PROBLEM TO WORK ON → All of the listing below must be repeated word for word. Pictures are the only thing to omit.

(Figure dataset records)
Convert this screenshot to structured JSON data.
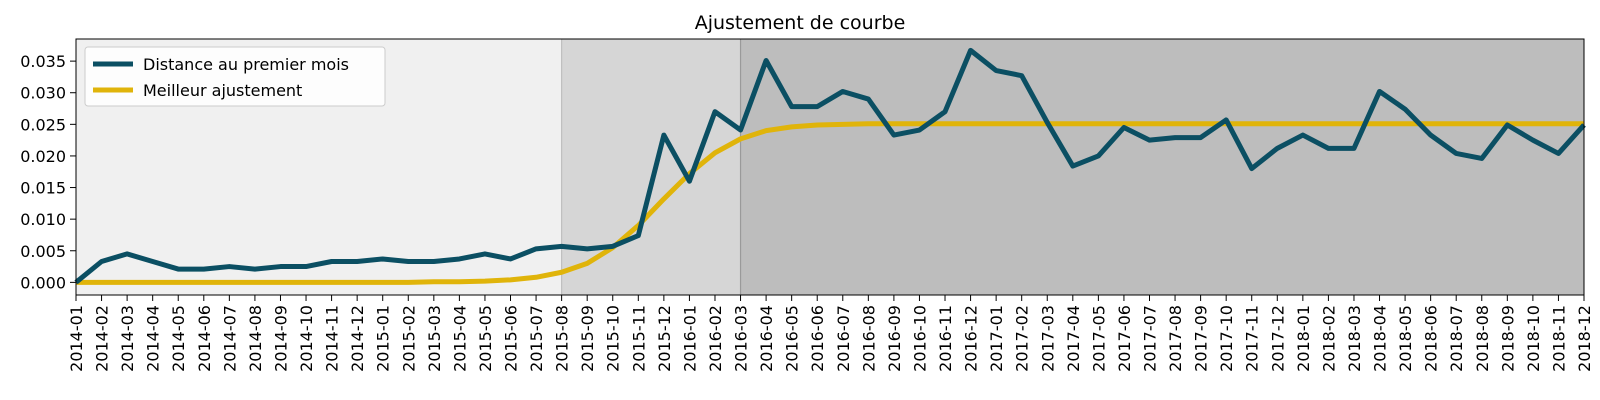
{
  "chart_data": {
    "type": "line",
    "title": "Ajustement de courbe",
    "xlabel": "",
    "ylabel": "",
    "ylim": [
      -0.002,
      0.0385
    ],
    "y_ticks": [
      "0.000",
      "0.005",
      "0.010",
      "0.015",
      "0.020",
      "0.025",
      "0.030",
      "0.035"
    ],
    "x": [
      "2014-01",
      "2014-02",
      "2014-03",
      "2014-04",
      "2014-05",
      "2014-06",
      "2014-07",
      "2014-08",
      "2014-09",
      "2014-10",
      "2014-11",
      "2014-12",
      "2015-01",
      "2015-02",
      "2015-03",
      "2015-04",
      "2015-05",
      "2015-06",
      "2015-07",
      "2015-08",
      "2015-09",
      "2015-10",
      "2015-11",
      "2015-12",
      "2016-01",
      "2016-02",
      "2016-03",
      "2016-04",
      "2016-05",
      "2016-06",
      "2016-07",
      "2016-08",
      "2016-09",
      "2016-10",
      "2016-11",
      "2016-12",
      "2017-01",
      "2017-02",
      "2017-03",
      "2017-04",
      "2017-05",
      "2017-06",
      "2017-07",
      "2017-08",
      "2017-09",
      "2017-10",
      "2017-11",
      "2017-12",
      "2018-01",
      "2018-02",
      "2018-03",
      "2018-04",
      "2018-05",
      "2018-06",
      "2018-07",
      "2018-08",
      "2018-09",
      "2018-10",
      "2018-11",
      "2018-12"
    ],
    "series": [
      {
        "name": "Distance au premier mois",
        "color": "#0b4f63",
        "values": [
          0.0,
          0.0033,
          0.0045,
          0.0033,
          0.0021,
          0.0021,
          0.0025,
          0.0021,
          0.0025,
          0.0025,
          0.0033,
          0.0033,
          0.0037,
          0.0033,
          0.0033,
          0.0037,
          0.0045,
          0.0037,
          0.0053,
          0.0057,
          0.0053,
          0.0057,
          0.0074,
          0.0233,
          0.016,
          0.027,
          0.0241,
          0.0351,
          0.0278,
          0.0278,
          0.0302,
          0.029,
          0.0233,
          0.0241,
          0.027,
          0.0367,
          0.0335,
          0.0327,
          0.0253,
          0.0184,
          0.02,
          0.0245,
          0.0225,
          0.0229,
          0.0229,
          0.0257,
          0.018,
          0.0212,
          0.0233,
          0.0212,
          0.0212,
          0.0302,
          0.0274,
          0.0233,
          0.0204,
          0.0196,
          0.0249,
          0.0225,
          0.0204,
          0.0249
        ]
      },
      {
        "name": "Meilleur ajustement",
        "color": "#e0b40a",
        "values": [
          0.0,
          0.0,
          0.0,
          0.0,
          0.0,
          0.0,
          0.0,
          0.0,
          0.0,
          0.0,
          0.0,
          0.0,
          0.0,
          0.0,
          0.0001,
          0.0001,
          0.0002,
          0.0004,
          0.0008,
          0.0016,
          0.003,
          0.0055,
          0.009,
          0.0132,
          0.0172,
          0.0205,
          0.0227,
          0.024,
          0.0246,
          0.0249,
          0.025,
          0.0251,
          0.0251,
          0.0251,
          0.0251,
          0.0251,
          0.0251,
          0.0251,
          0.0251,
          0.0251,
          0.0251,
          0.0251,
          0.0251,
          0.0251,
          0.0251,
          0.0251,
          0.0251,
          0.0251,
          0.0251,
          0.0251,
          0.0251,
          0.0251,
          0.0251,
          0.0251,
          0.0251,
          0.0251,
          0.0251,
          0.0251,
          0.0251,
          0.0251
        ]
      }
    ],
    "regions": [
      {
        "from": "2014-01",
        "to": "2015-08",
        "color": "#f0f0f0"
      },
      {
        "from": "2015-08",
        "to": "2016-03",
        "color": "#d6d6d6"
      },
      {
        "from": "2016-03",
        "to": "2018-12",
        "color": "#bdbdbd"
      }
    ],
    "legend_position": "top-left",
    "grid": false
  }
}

RESULT OF THE TASK →
Convert this screenshot to structured JSON data.
{
  "chart_data": {
    "type": "line",
    "title": "Ajustement de courbe",
    "xlabel": "",
    "ylabel": "",
    "ylim": [
      -0.002,
      0.0385
    ],
    "y_ticks": [
      "0.000",
      "0.005",
      "0.010",
      "0.015",
      "0.020",
      "0.025",
      "0.030",
      "0.035"
    ],
    "x": [
      "2014-01",
      "2014-02",
      "2014-03",
      "2014-04",
      "2014-05",
      "2014-06",
      "2014-07",
      "2014-08",
      "2014-09",
      "2014-10",
      "2014-11",
      "2014-12",
      "2015-01",
      "2015-02",
      "2015-03",
      "2015-04",
      "2015-05",
      "2015-06",
      "2015-07",
      "2015-08",
      "2015-09",
      "2015-10",
      "2015-11",
      "2015-12",
      "2016-01",
      "2016-02",
      "2016-03",
      "2016-04",
      "2016-05",
      "2016-06",
      "2016-07",
      "2016-08",
      "2016-09",
      "2016-10",
      "2016-11",
      "2016-12",
      "2017-01",
      "2017-02",
      "2017-03",
      "2017-04",
      "2017-05",
      "2017-06",
      "2017-07",
      "2017-08",
      "2017-09",
      "2017-10",
      "2017-11",
      "2017-12",
      "2018-01",
      "2018-02",
      "2018-03",
      "2018-04",
      "2018-05",
      "2018-06",
      "2018-07",
      "2018-08",
      "2018-09",
      "2018-10",
      "2018-11",
      "2018-12"
    ],
    "series": [
      {
        "name": "Distance au premier mois",
        "color": "#0b4f63",
        "values": [
          0.0,
          0.0033,
          0.0045,
          0.0033,
          0.0021,
          0.0021,
          0.0025,
          0.0021,
          0.0025,
          0.0025,
          0.0033,
          0.0033,
          0.0037,
          0.0033,
          0.0033,
          0.0037,
          0.0045,
          0.0037,
          0.0053,
          0.0057,
          0.0053,
          0.0057,
          0.0074,
          0.0233,
          0.016,
          0.027,
          0.0241,
          0.0351,
          0.0278,
          0.0278,
          0.0302,
          0.029,
          0.0233,
          0.0241,
          0.027,
          0.0367,
          0.0335,
          0.0327,
          0.0253,
          0.0184,
          0.02,
          0.0245,
          0.0225,
          0.0229,
          0.0229,
          0.0257,
          0.018,
          0.0212,
          0.0233,
          0.0212,
          0.0212,
          0.0302,
          0.0274,
          0.0233,
          0.0204,
          0.0196,
          0.0249,
          0.0225,
          0.0204,
          0.0249
        ]
      },
      {
        "name": "Meilleur ajustement",
        "color": "#e0b40a",
        "values": [
          0.0,
          0.0,
          0.0,
          0.0,
          0.0,
          0.0,
          0.0,
          0.0,
          0.0,
          0.0,
          0.0,
          0.0,
          0.0,
          0.0,
          0.0001,
          0.0001,
          0.0002,
          0.0004,
          0.0008,
          0.0016,
          0.003,
          0.0055,
          0.009,
          0.0132,
          0.0172,
          0.0205,
          0.0227,
          0.024,
          0.0246,
          0.0249,
          0.025,
          0.0251,
          0.0251,
          0.0251,
          0.0251,
          0.0251,
          0.0251,
          0.0251,
          0.0251,
          0.0251,
          0.0251,
          0.0251,
          0.0251,
          0.0251,
          0.0251,
          0.0251,
          0.0251,
          0.0251,
          0.0251,
          0.0251,
          0.0251,
          0.0251,
          0.0251,
          0.0251,
          0.0251,
          0.0251,
          0.0251,
          0.0251,
          0.0251,
          0.0251
        ]
      }
    ],
    "regions": [
      {
        "from": "2014-01",
        "to": "2015-08",
        "color": "#f0f0f0"
      },
      {
        "from": "2015-08",
        "to": "2016-03",
        "color": "#d6d6d6"
      },
      {
        "from": "2016-03",
        "to": "2018-12",
        "color": "#bdbdbd"
      }
    ],
    "legend_position": "top-left",
    "grid": false
  }
}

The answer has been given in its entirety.